== SUPPLIED RECORDS ==
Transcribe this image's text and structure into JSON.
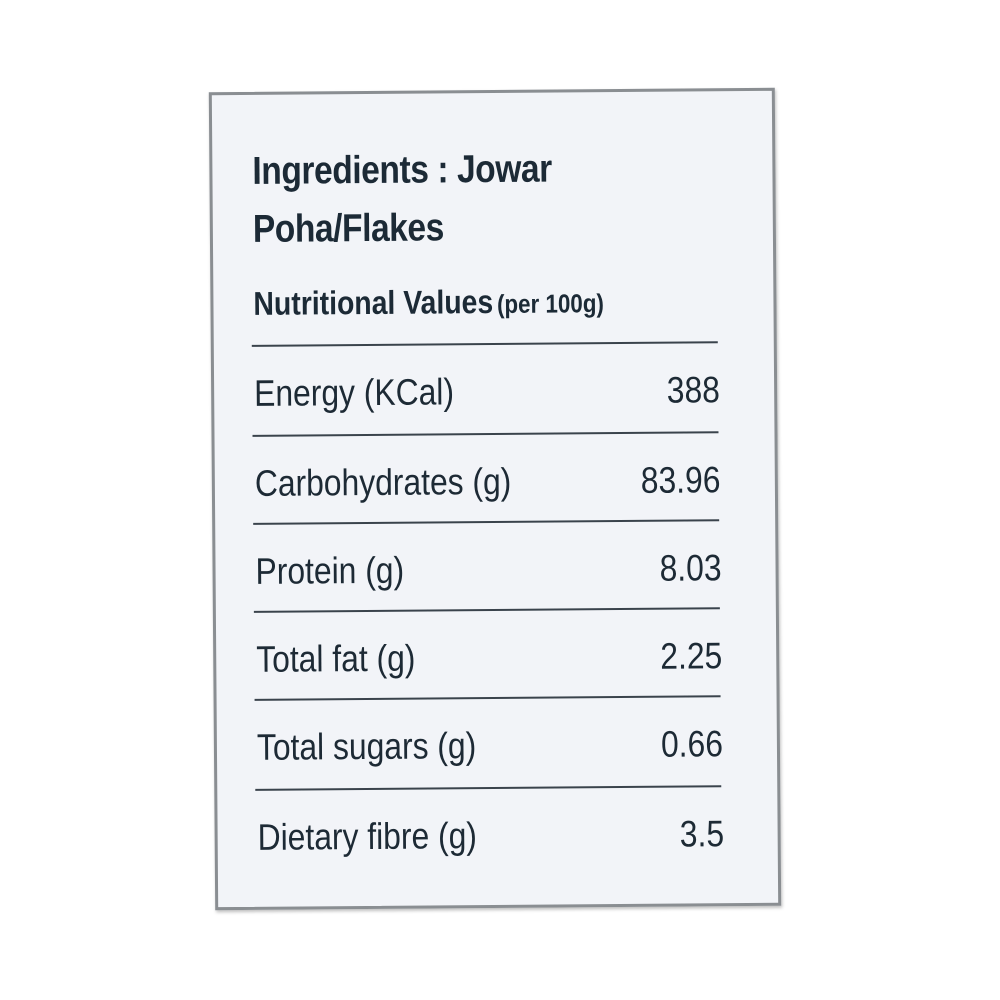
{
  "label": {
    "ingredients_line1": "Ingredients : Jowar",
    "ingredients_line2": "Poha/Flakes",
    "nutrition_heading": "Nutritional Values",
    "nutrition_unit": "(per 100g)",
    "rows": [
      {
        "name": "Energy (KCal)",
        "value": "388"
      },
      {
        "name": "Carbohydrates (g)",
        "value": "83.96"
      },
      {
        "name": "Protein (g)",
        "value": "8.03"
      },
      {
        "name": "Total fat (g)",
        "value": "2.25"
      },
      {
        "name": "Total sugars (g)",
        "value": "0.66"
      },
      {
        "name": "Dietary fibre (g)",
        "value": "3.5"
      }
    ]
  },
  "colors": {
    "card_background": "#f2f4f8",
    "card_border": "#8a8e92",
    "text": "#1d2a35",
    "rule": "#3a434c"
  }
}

== DESCRIPTION OF THE TASK ==
Copy every entry exactly; drop the pictures.

== TASK ANSWER ==
Transcribe this image's text and structure into JSON.
{
  "label": {
    "ingredients_line1": "Ingredients : Jowar",
    "ingredients_line2": "Poha/Flakes",
    "nutrition_heading": "Nutritional Values",
    "nutrition_unit": "(per 100g)",
    "rows": [
      {
        "name": "Energy (KCal)",
        "value": "388"
      },
      {
        "name": "Carbohydrates (g)",
        "value": "83.96"
      },
      {
        "name": "Protein (g)",
        "value": "8.03"
      },
      {
        "name": "Total fat (g)",
        "value": "2.25"
      },
      {
        "name": "Total sugars (g)",
        "value": "0.66"
      },
      {
        "name": "Dietary fibre (g)",
        "value": "3.5"
      }
    ]
  },
  "colors": {
    "card_background": "#f2f4f8",
    "card_border": "#8a8e92",
    "text": "#1d2a35",
    "rule": "#3a434c"
  }
}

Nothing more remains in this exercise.